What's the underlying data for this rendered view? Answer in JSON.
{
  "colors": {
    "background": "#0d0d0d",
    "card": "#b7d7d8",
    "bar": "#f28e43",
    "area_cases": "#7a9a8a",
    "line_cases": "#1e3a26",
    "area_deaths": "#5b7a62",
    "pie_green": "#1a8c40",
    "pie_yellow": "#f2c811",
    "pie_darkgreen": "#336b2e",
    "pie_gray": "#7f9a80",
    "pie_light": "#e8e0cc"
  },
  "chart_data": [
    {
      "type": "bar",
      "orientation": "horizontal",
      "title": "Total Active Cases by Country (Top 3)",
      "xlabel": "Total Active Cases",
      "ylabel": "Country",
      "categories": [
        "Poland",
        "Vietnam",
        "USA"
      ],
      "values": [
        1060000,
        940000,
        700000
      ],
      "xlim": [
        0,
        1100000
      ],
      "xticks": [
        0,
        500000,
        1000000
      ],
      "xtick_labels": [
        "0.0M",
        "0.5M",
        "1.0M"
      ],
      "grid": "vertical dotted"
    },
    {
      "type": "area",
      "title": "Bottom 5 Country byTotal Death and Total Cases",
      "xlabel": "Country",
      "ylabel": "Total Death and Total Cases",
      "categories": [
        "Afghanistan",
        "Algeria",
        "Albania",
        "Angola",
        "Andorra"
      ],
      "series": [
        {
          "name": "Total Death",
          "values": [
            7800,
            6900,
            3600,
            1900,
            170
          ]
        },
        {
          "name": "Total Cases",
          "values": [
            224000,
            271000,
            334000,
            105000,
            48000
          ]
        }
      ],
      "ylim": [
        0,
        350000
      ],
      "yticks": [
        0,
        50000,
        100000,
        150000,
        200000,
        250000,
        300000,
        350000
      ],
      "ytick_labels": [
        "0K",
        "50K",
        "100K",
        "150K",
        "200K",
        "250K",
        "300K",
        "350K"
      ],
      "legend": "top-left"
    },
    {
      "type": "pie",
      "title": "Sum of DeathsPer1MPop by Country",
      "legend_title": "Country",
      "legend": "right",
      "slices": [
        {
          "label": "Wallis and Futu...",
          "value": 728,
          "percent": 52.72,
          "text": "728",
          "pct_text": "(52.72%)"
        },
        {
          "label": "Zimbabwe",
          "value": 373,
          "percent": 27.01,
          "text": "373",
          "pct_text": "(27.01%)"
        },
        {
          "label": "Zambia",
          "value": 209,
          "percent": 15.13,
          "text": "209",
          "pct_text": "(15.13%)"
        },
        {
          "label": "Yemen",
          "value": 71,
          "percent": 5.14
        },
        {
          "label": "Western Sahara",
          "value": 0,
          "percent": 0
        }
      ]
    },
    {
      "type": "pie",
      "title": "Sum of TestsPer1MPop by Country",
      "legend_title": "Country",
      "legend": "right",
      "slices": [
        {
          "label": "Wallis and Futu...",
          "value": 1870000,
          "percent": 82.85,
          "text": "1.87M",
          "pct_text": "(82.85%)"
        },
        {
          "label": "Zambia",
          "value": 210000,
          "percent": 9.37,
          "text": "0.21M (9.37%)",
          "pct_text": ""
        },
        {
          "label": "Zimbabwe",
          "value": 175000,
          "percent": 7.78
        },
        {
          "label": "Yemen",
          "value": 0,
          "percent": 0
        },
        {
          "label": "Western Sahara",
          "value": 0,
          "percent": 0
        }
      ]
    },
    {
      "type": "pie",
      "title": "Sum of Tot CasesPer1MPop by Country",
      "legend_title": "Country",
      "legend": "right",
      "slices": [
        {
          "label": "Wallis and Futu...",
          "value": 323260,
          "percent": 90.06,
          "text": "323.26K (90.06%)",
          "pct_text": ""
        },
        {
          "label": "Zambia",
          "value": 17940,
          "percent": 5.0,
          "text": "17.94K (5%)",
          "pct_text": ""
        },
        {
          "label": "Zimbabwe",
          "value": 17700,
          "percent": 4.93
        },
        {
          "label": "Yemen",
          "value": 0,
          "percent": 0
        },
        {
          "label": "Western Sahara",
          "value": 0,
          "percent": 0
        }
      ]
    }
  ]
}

━━━━━━━━

Search the data above for the word "Country", then gather each line in which it appears.

      "title": "Total Active Cases by Country (Top 3)",
      "ylabel": "Country",
      "title": "Bottom 5 Country byTotal Death and Total Cases",
      "xlabel": "Country",
      "title": "Sum of DeathsPer1MPop by Country",
      "legend_title": "Country",
      "title": "Sum of TestsPer1MPop by Country",
      "legend_title": "Country",
      "title": "Sum of Tot CasesPer1MPop by Country",
      "legend_title": "Country",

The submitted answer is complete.